EXERCISE INSTRUCTIONS: Make an exact copy of the data below, leaving out every picture.

[Collected data entries]
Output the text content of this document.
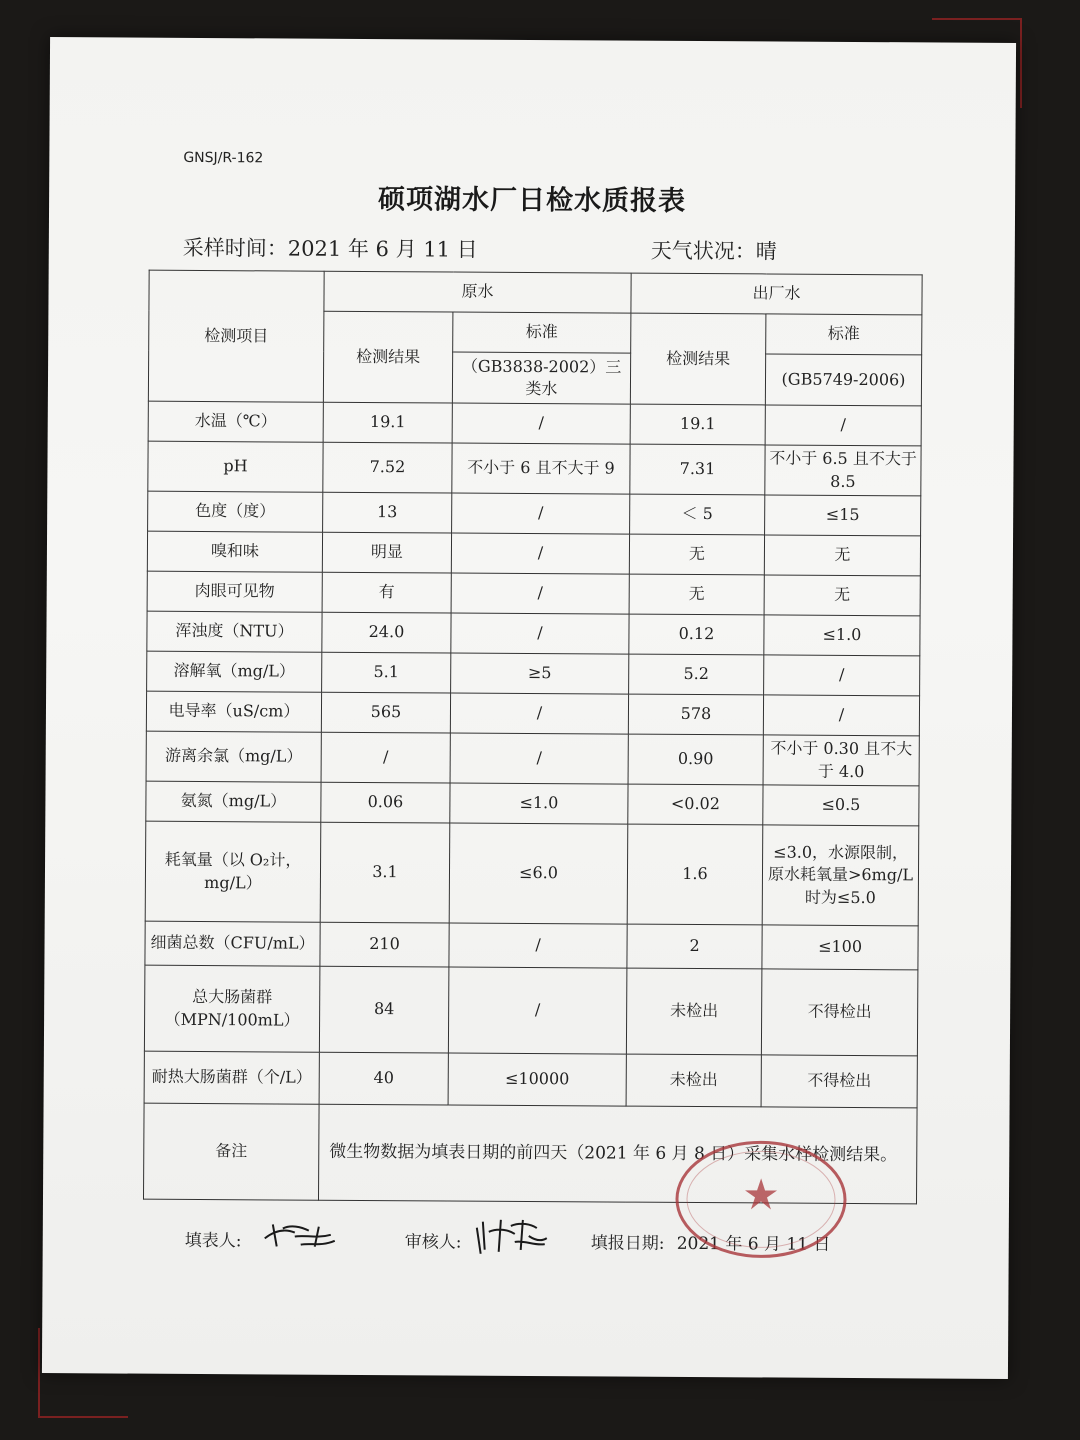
GNSJ/R-162
硕项湖水厂日检水质报表
采样时间：2021 年 6 月 11 日	天气状况：晴
检测项目	原水		出厂水	
	检测结果	标准	检测结果	标准
		（GB3838-2002）三类水		(GB5749-2006)
水温（℃）	19.1	/	19.1	/
pH	7.52	不小于 6 且不大于 9	7.31	不小于 6.5 且不大于 8.5
色度（度）	13	/	＜ 5	≤15
嗅和味	明显	/	无	无
肉眼可见物	有	/	无	无
浑浊度（NTU）	24.0	/	0.12	≤1.0
溶解氧（mg/L）	5.1	≥5	5.2	/
电导率（uS/cm）	565	/	578	/
游离余氯（mg/L）	/	/	0.90	不小于 0.30 且不大于 4.0
氨氮（mg/L）	0.06	≤1.0	<0.02	≤0.5
耗氧量（以 O₂计，mg/L）	3.1	≤6.0	1.6	≤3.0，水源限制，原水耗氧量>6mg/L 时为≤5.0
细菌总数（CFU/mL）	210	/	2	≤100
总大肠菌群（MPN/100mL）	84	/	未检出	不得检出
耐热大肠菌群（个/L）	40	≤10000	未检出	不得检出
备注	微生物数据为填表日期的前四天（2021 年 6 月 8 日）采集水样检测结果。			
填表人:	审核人:	填报日期: 2021 年 6 月 11 日
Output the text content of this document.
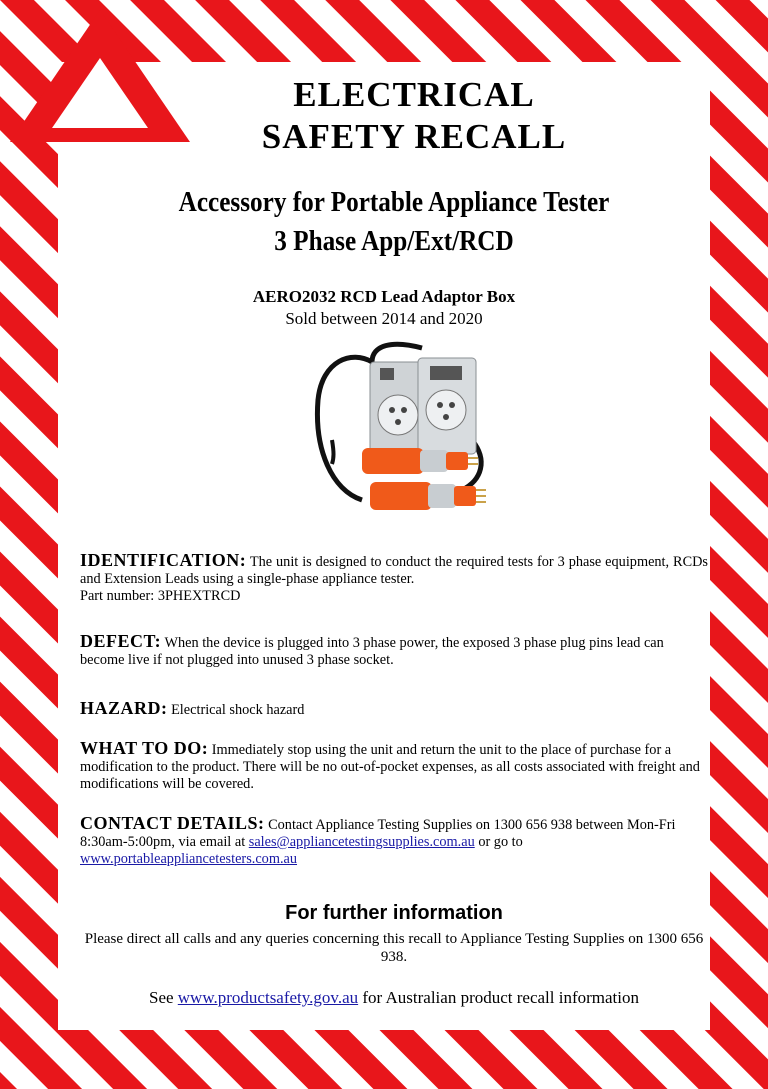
ELECTRICAL
SAFETY RECALL
Accessory for Portable Appliance Tester
3 Phase App/Ext/RCD
AERO2032 RCD Lead Adaptor Box
Sold between 2014 and 2020
IDENTIFICATION: The unit is designed to conduct the required tests for 3 phase equipment, RCDs and Extension Leads using a single-phase appliance tester.
Part number: 3PHEXTRCD
DEFECT: When the device is plugged into 3 phase power, the exposed 3 phase plug pins lead can become live if not plugged into unused 3 phase socket.
HAZARD: Electrical shock hazard
WHAT TO DO: Immediately stop using the unit and return the unit to the place of purchase for a modification to the product. There will be no out-of-pocket expenses, as all costs associated with freight and modifications will be covered.
CONTACT DETAILS: Contact Appliance Testing Supplies on 1300 656 938 between Mon-Fri 8:30am-5:00pm, via email at sales@appliancetestingsupplies.com.au or go to
www.portableappliancetesters.com.au
For further information
Please direct all calls and any queries concerning this recall to Appliance Testing Supplies on 1300 656 938.
See www.productsafety.gov.au for Australian product recall information
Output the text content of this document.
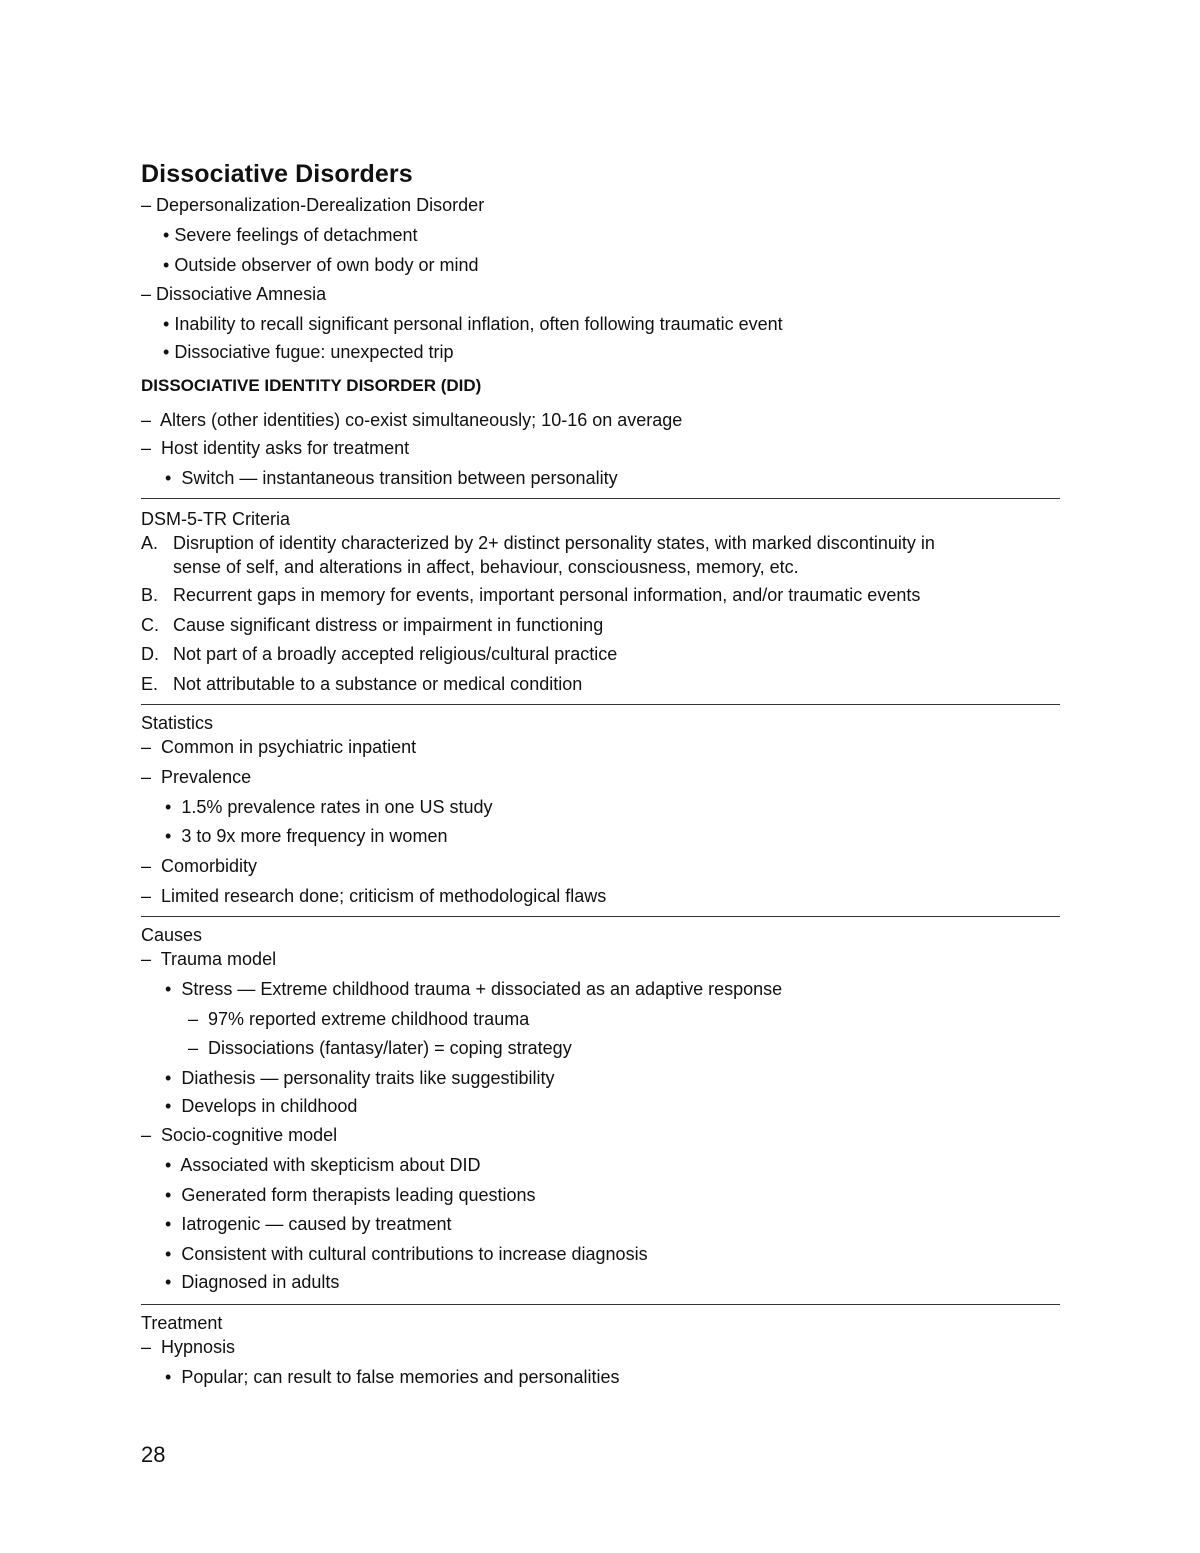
Dissociative Disorders
– Depersonalization-Derealization Disorder
• Severe feelings of detachment
• Outside observer of own body or mind
– Dissociative Amnesia
• Inability to recall significant personal inflation, often following traumatic event
• Dissociative fugue: unexpected trip
DISSOCIATIVE IDENTITY DISORDER (DID)
– Alters (other identities) co-exist simultaneously; 10-16 on average
– Host identity asks for treatment
• Switch — instantaneous transition between personality
DSM-5-TR Criteria
A. Disruption of identity characterized by 2+ distinct personality states, with marked discontinuity in
sense of self, and alterations in affect, behaviour, consciousness, memory, etc.
B. Recurrent gaps in memory for events, important personal information, and/or traumatic events
C. Cause significant distress or impairment in functioning
D. Not part of a broadly accepted religious/cultural practice
E. Not attributable to a substance or medical condition
Statistics
– Common in psychiatric inpatient
– Prevalence
• 1.5% prevalence rates in one US study
• 3 to 9x more frequency in women
– Comorbidity
– Limited research done; criticism of methodological flaws
Causes
– Trauma model
• Stress — Extreme childhood trauma + dissociated as an adaptive response
– 97% reported extreme childhood trauma
– Dissociations (fantasy/later) = coping strategy
• Diathesis — personality traits like suggestibility
• Develops in childhood
– Socio-cognitive model
• Associated with skepticism about DID
• Generated form therapists leading questions
• Iatrogenic — caused by treatment
• Consistent with cultural contributions to increase diagnosis
• Diagnosed in adults
Treatment
– Hypnosis
• Popular; can result to false memories and personalities
28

FINISHED ANSWER:
Output the text content of this document.
GNSJ/R-162
硕项湖水厂日检水质报表
采样时间：2021 年 6 月 11 日	天气状况：晴
检测项目	原水		出厂水	
	检测结果	标准	检测结果	标准
		（GB3838-2002）三类水		(GB5749-2006)
水温（℃）	19.1	/	19.1	/
pH	7.52	不小于 6 且不大于 9	7.31	不小于 6.5 且不大于 8.5
色度（度）	13	/	＜ 5	≤15
嗅和味	明显	/	无	无
肉眼可见物	有	/	无	无
浑浊度（NTU）	24.0	/	0.12	≤1.0
溶解氧（mg/L）	5.1	≥5	5.2	/
电导率（uS/cm）	565	/	578	/
游离余氯（mg/L）	/	/	0.90	不小于 0.30 且不大于 4.0
氨氮（mg/L）	0.06	≤1.0	<0.02	≤0.5
耗氧量（以 O₂计，mg/L）	3.1	≤6.0	1.6	≤3.0，水源限制，原水耗氧量>6mg/L 时为≤5.0
细菌总数（CFU/mL）	210	/	2	≤100
总大肠菌群（MPN/100mL）	84	/	未检出	不得检出
耐热大肠菌群（个/L）	40	≤10000	未检出	不得检出
备注	微生物数据为填表日期的前四天（2021 年 6 月 8 日）采集水样检测结果。			
填表人:	审核人:	填报日期: 2021 年 6 月 11 日
Output the text content of this document.
ELECTRICAL
SAFETY RECALL
Accessory for Portable Appliance Tester
3 Phase App/Ext/RCD
AERO2032 RCD Lead Adaptor Box
Sold between 2014 and 2020
IDENTIFICATION: The unit is designed to conduct the required tests for 3 phase equipment, RCDs and Extension Leads using a single-phase appliance tester.
Part number: 3PHEXTRCD
DEFECT: When the device is plugged into 3 phase power, the exposed 3 phase plug pins lead can become live if not plugged into unused 3 phase socket.
HAZARD: Electrical shock hazard
WHAT TO DO: Immediately stop using the unit and return the unit to the place of purchase for a modification to the product. There will be no out-of-pocket expenses, as all costs associated with freight and modifications will be covered.
CONTACT DETAILS: Contact Appliance Testing Supplies on 1300 656 938 between Mon-Fri 8:30am-5:00pm, via email at sales@appliancetestingsupplies.com.au or go to
www.portableappliancetesters.com.au
For further information
Please direct all calls and any queries concerning this recall to Appliance Testing Supplies on 1300 656 938.
See www.productsafety.gov.au for Australian product recall information
Output the text content of this document.
Dissociative Disorders
– Depersonalization-Derealization Disorder
• Severe feelings of detachment
• Outside observer of own body or mind
– Dissociative Amnesia
• Inability to recall significant personal inflation, often following traumatic event
• Dissociative fugue: unexpected trip
DISSOCIATIVE IDENTITY DISORDER (DID)
– Alters (other identities) co-exist simultaneously; 10-16 on average
– Host identity asks for treatment
• Switch — instantaneous transition between personality
DSM-5-TR Criteria
A. Disruption of identity characterized by 2+ distinct personality states, with marked discontinuity in
sense of self, and alterations in affect, behaviour, consciousness, memory, etc.
B. Recurrent gaps in memory for events, important personal information, and/or traumatic events
C. Cause significant distress or impairment in functioning
D. Not part of a broadly accepted religious/cultural practice
E. Not attributable to a substance or medical condition
Statistics
– Common in psychiatric inpatient
– Prevalence
• 1.5% prevalence rates in one US study
• 3 to 9x more frequency in women
– Comorbidity
– Limited research done; criticism of methodological flaws
Causes
– Trauma model
• Stress — Extreme childhood trauma + dissociated as an adaptive response
– 97% reported extreme childhood trauma
– Dissociations (fantasy/later) = coping strategy
• Diathesis — personality traits like suggestibility
• Develops in childhood
– Socio-cognitive model
• Associated with skepticism about DID
• Generated form therapists leading questions
• Iatrogenic — caused by treatment
• Consistent with cultural contributions to increase diagnosis
• Diagnosed in adults
Treatment
– Hypnosis
• Popular; can result to false memories and personalities
28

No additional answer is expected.